■ Work to be completed ■
Gather all lines with "name" from the records.

■ Data ■
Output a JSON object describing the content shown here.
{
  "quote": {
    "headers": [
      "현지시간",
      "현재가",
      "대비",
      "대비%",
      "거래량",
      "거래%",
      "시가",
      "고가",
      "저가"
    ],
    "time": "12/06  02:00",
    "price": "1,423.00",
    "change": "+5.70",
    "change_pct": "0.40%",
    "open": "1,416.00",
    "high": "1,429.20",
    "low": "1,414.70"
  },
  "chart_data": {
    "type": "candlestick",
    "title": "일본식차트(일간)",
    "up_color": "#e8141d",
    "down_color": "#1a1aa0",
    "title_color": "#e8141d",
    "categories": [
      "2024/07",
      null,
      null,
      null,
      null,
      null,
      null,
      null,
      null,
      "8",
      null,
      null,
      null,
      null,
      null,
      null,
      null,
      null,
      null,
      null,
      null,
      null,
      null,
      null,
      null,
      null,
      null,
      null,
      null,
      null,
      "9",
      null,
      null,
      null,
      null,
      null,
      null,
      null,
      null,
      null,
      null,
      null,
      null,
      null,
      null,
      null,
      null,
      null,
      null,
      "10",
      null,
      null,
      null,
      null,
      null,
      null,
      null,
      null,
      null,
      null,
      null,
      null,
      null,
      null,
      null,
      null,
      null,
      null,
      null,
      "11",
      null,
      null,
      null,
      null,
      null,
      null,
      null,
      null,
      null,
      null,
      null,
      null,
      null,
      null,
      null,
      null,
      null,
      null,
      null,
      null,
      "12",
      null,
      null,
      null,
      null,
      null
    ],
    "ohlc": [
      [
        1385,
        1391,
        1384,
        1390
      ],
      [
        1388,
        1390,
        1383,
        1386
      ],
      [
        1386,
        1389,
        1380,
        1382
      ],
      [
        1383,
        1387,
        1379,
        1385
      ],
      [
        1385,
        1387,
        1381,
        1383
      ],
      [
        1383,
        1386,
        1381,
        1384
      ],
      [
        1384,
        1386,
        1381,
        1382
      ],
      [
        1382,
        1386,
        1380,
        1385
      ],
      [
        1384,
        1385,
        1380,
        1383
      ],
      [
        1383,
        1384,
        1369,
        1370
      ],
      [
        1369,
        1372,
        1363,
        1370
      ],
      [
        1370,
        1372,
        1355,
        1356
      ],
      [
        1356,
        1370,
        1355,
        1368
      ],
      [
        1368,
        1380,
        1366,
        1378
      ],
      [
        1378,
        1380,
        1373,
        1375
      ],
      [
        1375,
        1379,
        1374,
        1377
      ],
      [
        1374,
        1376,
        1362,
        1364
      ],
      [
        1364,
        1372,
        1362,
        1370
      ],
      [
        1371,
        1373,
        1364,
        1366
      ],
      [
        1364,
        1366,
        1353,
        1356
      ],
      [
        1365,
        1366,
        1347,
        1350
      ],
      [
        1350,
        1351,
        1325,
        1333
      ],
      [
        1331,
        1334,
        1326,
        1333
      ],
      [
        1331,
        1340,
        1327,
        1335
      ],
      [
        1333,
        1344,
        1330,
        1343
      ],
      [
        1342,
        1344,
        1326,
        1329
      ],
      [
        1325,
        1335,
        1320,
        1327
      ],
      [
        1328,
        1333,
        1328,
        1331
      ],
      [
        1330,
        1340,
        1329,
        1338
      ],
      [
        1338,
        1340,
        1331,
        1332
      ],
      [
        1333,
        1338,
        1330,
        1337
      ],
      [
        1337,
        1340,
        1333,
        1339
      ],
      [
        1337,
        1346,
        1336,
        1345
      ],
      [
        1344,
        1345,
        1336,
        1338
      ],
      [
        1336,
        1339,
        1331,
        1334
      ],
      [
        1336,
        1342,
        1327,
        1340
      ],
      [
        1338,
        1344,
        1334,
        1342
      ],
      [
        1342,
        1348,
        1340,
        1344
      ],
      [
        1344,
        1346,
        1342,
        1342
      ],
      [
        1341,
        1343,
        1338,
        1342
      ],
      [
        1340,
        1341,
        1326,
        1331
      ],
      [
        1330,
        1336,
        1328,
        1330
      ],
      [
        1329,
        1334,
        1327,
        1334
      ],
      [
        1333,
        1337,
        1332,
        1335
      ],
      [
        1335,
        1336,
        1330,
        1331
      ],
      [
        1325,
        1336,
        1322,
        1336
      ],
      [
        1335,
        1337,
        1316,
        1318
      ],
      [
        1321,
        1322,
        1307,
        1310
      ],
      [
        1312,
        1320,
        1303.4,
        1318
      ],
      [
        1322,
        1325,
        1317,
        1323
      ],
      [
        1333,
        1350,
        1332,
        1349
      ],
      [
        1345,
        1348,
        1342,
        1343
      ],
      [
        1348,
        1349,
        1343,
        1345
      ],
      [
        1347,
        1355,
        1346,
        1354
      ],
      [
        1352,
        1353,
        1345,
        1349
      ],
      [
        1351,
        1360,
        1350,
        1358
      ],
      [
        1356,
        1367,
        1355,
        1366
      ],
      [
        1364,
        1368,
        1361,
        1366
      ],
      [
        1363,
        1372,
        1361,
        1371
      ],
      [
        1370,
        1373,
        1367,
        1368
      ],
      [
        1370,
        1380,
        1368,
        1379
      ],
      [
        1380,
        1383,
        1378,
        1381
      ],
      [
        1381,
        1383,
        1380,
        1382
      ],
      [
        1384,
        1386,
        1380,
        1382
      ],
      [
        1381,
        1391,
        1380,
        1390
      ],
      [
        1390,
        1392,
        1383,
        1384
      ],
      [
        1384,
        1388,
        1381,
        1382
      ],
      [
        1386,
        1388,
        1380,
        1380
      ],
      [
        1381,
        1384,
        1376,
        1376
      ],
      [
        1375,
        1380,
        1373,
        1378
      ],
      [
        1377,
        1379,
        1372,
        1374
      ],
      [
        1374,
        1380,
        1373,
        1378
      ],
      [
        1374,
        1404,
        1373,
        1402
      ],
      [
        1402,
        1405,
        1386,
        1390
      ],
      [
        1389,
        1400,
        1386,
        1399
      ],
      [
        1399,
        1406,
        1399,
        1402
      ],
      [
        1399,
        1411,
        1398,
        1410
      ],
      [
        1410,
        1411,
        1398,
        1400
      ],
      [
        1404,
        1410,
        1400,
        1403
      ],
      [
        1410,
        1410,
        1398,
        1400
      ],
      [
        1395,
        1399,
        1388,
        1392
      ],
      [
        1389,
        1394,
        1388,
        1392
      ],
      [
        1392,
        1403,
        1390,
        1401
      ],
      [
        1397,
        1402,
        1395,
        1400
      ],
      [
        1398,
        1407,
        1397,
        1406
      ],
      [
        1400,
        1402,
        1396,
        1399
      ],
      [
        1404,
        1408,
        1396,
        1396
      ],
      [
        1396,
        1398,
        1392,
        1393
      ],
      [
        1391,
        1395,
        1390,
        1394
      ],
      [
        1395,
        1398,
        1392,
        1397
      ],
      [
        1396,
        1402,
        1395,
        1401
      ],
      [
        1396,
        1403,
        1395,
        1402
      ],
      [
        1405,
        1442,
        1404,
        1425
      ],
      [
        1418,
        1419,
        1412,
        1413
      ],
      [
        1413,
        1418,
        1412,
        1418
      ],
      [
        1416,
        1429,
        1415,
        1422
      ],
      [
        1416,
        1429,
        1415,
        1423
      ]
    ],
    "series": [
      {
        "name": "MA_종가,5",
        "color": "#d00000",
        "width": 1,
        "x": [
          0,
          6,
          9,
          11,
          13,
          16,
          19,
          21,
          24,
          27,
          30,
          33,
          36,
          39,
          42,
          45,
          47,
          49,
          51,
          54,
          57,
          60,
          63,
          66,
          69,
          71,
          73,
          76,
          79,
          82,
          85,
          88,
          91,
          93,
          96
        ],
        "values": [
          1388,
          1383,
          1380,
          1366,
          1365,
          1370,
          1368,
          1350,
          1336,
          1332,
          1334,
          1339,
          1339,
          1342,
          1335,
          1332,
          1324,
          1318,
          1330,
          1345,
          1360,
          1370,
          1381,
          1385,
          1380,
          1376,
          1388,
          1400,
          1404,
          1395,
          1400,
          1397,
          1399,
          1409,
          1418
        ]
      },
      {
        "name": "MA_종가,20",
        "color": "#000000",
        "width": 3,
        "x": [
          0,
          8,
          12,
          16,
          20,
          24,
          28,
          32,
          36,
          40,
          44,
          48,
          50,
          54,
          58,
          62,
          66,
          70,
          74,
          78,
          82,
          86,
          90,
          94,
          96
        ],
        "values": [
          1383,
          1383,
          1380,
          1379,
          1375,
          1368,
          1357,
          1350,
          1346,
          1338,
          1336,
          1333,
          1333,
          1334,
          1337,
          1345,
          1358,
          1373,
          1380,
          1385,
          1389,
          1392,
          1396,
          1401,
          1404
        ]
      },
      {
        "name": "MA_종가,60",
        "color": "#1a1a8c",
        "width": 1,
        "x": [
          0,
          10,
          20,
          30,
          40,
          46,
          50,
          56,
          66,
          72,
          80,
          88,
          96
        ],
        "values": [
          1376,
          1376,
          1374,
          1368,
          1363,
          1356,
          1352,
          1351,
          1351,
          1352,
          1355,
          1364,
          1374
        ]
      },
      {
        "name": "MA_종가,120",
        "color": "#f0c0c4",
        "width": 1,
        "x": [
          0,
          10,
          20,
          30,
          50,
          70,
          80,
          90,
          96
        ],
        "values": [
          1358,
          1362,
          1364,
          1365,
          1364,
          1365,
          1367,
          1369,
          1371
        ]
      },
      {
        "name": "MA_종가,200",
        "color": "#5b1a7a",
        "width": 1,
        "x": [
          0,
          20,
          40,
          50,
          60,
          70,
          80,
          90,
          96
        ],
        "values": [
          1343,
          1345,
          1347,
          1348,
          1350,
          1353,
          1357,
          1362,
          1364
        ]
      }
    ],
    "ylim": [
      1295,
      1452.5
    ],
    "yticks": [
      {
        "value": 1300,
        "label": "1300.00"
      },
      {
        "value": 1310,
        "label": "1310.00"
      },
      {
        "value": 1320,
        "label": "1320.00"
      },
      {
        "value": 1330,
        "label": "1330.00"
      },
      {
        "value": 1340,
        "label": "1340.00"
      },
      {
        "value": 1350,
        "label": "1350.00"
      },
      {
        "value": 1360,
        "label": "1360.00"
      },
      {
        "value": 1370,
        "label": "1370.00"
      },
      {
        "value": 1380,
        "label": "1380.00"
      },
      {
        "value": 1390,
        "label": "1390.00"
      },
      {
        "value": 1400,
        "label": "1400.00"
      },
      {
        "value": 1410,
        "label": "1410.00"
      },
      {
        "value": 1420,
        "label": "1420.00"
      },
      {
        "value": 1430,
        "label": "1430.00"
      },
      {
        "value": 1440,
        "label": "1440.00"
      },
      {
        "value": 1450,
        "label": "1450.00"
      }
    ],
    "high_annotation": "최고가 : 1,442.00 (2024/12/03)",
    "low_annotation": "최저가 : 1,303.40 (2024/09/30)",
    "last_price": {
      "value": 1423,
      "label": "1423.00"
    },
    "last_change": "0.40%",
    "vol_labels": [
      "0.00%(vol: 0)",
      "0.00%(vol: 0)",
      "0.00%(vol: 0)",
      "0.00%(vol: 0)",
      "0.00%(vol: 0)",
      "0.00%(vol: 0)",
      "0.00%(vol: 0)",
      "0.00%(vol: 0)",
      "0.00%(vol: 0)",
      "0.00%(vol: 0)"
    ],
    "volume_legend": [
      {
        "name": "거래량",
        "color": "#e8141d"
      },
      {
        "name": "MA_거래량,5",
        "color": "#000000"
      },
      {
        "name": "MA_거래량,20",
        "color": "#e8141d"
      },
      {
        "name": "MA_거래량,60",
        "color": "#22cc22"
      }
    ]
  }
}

■ Task response ■
        "name": "MA_종가,5",
        "name": "MA_종가,20",
        "name": "MA_종가,60",
        "name": "MA_종가,120",
        "name": "MA_종가,200",
        "name": "거래량",
        "name": "MA_거래량,5",
        "name": "MA_거래량,20",
        "name": "MA_거래량,60",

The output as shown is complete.